[Collected data entries]

____

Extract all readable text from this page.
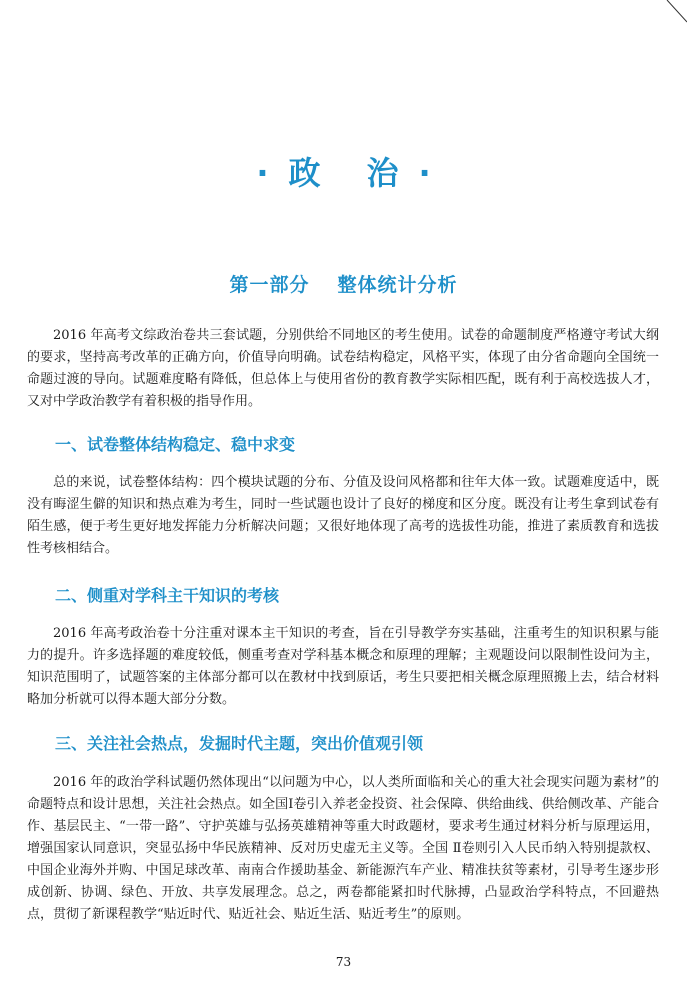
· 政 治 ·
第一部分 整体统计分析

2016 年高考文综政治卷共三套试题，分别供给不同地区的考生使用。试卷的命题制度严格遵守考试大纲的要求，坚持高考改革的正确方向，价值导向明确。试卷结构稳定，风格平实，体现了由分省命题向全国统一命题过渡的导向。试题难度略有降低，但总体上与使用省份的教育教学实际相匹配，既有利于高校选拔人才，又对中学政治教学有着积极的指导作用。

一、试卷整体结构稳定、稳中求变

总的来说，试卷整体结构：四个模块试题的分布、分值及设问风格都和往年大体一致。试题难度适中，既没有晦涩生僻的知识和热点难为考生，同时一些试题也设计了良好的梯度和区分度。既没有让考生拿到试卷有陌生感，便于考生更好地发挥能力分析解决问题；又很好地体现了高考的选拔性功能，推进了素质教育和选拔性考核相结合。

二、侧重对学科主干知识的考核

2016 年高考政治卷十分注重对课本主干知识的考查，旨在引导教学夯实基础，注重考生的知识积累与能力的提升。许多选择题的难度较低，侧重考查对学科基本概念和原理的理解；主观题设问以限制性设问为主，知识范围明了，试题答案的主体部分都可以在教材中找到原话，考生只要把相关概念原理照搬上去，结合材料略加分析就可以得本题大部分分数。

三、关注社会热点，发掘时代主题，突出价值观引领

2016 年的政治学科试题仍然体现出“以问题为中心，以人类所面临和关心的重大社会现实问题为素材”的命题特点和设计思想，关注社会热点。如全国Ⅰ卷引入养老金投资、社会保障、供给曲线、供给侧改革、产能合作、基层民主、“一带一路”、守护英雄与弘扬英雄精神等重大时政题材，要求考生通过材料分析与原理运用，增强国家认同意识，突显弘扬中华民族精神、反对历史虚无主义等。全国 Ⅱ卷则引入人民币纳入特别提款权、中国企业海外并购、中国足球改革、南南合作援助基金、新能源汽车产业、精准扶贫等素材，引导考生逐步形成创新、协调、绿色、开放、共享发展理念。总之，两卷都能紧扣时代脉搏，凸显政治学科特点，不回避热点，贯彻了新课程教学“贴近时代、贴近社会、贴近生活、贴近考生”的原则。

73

____

Instructions for the task =>
Your task is to retype all the entries exactly and leave out any pictures.

Answer below =>
Extract all readable text from this page.
· 政 治 ·
第一部分 整体统计分析

2016 年高考文综政治卷共三套试题，分别供给不同地区的考生使用。试卷的命题制度严格遵守考试大纲的要求，坚持高考改革的正确方向，价值导向明确。试卷结构稳定，风格平实，体现了由分省命题向全国统一命题过渡的导向。试题难度略有降低，但总体上与使用省份的教育教学实际相匹配，既有利于高校选拔人才，又对中学政治教学有着积极的指导作用。

一、试卷整体结构稳定、稳中求变

总的来说，试卷整体结构：四个模块试题的分布、分值及设问风格都和往年大体一致。试题难度适中，既没有晦涩生僻的知识和热点难为考生，同时一些试题也设计了良好的梯度和区分度。既没有让考生拿到试卷有陌生感，便于考生更好地发挥能力分析解决问题；又很好地体现了高考的选拔性功能，推进了素质教育和选拔性考核相结合。

二、侧重对学科主干知识的考核

2016 年高考政治卷十分注重对课本主干知识的考查，旨在引导教学夯实基础，注重考生的知识积累与能力的提升。许多选择题的难度较低，侧重考查对学科基本概念和原理的理解；主观题设问以限制性设问为主，知识范围明了，试题答案的主体部分都可以在教材中找到原话，考生只要把相关概念原理照搬上去，结合材料略加分析就可以得本题大部分分数。

三、关注社会热点，发掘时代主题，突出价值观引领

2016 年的政治学科试题仍然体现出“以问题为中心，以人类所面临和关心的重大社会现实问题为素材”的命题特点和设计思想，关注社会热点。如全国Ⅰ卷引入养老金投资、社会保障、供给曲线、供给侧改革、产能合作、基层民主、“一带一路”、守护英雄与弘扬英雄精神等重大时政题材，要求考生通过材料分析与原理运用，增强国家认同意识，突显弘扬中华民族精神、反对历史虚无主义等。全国 Ⅱ卷则引入人民币纳入特别提款权、中国企业海外并购、中国足球改革、南南合作援助基金、新能源汽车产业、精准扶贫等素材，引导考生逐步形成创新、协调、绿色、开放、共享发展理念。总之，两卷都能紧扣时代脉搏，凸显政治学科特点，不回避热点，贯彻了新课程教学“贴近时代、贴近社会、贴近生活、贴近考生”的原则。

73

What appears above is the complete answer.